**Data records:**

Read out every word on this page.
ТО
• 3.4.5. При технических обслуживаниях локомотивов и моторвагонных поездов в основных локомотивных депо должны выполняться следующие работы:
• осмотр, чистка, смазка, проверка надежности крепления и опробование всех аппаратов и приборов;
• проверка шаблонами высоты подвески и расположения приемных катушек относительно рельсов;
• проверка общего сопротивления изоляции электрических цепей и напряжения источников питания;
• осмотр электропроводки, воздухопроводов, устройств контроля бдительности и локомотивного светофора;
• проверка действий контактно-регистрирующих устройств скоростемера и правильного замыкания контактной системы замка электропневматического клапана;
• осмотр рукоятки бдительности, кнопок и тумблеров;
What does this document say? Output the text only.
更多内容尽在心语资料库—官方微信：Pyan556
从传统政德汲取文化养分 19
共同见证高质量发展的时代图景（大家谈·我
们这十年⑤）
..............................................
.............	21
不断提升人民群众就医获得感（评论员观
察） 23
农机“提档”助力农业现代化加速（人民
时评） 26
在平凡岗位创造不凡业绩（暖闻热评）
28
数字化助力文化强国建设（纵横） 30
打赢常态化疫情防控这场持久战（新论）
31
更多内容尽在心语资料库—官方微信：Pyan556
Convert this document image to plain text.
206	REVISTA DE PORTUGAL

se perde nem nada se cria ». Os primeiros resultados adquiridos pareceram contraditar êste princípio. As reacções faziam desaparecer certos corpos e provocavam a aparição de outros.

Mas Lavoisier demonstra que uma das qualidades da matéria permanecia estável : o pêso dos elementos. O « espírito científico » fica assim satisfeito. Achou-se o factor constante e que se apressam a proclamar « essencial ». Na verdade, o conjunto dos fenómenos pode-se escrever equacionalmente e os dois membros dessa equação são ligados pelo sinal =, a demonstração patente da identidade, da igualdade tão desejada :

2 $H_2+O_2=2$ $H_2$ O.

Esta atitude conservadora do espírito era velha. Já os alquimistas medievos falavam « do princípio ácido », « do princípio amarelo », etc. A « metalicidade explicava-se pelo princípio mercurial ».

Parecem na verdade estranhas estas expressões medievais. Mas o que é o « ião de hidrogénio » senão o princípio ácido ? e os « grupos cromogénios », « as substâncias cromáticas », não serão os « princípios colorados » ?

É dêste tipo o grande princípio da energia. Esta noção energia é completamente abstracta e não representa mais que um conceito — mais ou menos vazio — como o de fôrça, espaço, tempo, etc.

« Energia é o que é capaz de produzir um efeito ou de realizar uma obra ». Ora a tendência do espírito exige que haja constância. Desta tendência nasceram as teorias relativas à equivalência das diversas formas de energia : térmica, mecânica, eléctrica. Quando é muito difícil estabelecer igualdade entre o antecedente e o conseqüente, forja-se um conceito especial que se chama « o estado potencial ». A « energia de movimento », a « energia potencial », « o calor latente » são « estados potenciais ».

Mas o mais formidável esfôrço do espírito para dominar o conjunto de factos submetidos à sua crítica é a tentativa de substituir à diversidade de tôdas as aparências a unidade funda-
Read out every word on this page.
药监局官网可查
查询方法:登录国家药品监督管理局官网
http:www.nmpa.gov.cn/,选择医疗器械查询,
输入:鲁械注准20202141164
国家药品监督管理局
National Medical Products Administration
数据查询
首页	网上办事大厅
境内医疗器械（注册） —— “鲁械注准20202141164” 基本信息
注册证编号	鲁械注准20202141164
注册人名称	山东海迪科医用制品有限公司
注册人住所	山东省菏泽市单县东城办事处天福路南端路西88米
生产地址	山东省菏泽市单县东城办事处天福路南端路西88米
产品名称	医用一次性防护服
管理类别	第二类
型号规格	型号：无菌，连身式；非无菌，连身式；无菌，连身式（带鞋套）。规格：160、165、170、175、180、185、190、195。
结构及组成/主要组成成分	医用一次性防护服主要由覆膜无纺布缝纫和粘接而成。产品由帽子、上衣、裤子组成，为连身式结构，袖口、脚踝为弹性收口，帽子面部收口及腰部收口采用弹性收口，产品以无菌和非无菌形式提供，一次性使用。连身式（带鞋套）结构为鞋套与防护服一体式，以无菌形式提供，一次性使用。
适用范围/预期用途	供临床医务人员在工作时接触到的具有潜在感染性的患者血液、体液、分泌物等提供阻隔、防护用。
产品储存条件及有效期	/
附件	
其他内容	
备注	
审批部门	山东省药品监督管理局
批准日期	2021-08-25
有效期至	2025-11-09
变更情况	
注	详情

**WHAT YOU NEED TO DO:**
Write the material out again word for word.

**FINAL RESULT:**
Read out every word on this page.
ТО
• 3.4.5. При технических обслуживаниях локомотивов и моторвагонных поездов в основных локомотивных депо должны выполняться следующие работы:
• осмотр, чистка, смазка, проверка надежности крепления и опробование всех аппаратов и приборов;
• проверка шаблонами высоты подвески и расположения приемных катушек относительно рельсов;
• проверка общего сопротивления изоляции электрических цепей и напряжения источников питания;
• осмотр электропроводки, воздухопроводов, устройств контроля бдительности и локомотивного светофора;
• проверка действий контактно-регистрирующих устройств скоростемера и правильного замыкания контактной системы замка электропневматического клапана;
• осмотр рукоятки бдительности, кнопок и тумблеров;
What does this document say? Output the text only.
更多内容尽在心语资料库—官方微信：Pyan556
从传统政德汲取文化养分 19
共同见证高质量发展的时代图景（大家谈·我
们这十年⑤）
..............................................
.............	21
不断提升人民群众就医获得感（评论员观
察） 23
农机“提档”助力农业现代化加速（人民
时评） 26
在平凡岗位创造不凡业绩（暖闻热评）
28
数字化助力文化强国建设（纵横） 30
打赢常态化疫情防控这场持久战（新论）
31
更多内容尽在心语资料库—官方微信：Pyan556
Convert this document image to plain text.
206	REVISTA DE PORTUGAL

se perde nem nada se cria ». Os primeiros resultados adquiridos pareceram contraditar êste princípio. As reacções faziam desaparecer certos corpos e provocavam a aparição de outros.

Mas Lavoisier demonstra que uma das qualidades da matéria permanecia estável : o pêso dos elementos. O « espírito científico » fica assim satisfeito. Achou-se o factor constante e que se apressam a proclamar « essencial ». Na verdade, o conjunto dos fenómenos pode-se escrever equacionalmente e os dois membros dessa equação são ligados pelo sinal =, a demonstração patente da identidade, da igualdade tão desejada :

2 $H_2+O_2=2$ $H_2$ O.

Esta atitude conservadora do espírito era velha. Já os alquimistas medievos falavam « do princípio ácido », « do princípio amarelo », etc. A « metalicidade explicava-se pelo princípio mercurial ».

Parecem na verdade estranhas estas expressões medievais. Mas o que é o « ião de hidrogénio » senão o princípio ácido ? e os « grupos cromogénios », « as substâncias cromáticas », não serão os « princípios colorados » ?

É dêste tipo o grande princípio da energia. Esta noção energia é completamente abstracta e não representa mais que um conceito — mais ou menos vazio — como o de fôrça, espaço, tempo, etc.

« Energia é o que é capaz de produzir um efeito ou de realizar uma obra ». Ora a tendência do espírito exige que haja constância. Desta tendência nasceram as teorias relativas à equivalência das diversas formas de energia : térmica, mecânica, eléctrica. Quando é muito difícil estabelecer igualdade entre o antecedente e o conseqüente, forja-se um conceito especial que se chama « o estado potencial ». A « energia de movimento », a « energia potencial », « o calor latente » são « estados potenciais ».

Mas o mais formidável esfôrço do espírito para dominar o conjunto de factos submetidos à sua crítica é a tentativa de substituir à diversidade de tôdas as aparências a unidade funda-
Read out every word on this page.
药监局官网可查
查询方法:登录国家药品监督管理局官网
http:www.nmpa.gov.cn/,选择医疗器械查询,
输入:鲁械注准20202141164
国家药品监督管理局
National Medical Products Administration
数据查询
首页	网上办事大厅
境内医疗器械（注册） —— “鲁械注准20202141164” 基本信息
注册证编号	鲁械注准20202141164
注册人名称	山东海迪科医用制品有限公司
注册人住所	山东省菏泽市单县东城办事处天福路南端路西88米
生产地址	山东省菏泽市单县东城办事处天福路南端路西88米
产品名称	医用一次性防护服
管理类别	第二类
型号规格	型号：无菌，连身式；非无菌，连身式；无菌，连身式（带鞋套）。规格：160、165、170、175、180、185、190、195。
结构及组成/主要组成成分	医用一次性防护服主要由覆膜无纺布缝纫和粘接而成。产品由帽子、上衣、裤子组成，为连身式结构，袖口、脚踝为弹性收口，帽子面部收口及腰部收口采用弹性收口，产品以无菌和非无菌形式提供，一次性使用。连身式（带鞋套）结构为鞋套与防护服一体式，以无菌形式提供，一次性使用。
适用范围/预期用途	供临床医务人员在工作时接触到的具有潜在感染性的患者血液、体液、分泌物等提供阻隔、防护用。
产品储存条件及有效期	/
附件	
其他内容	
备注	
审批部门	山东省药品监督管理局
批准日期	2021-08-25
有效期至	2025-11-09
变更情况	
注	详情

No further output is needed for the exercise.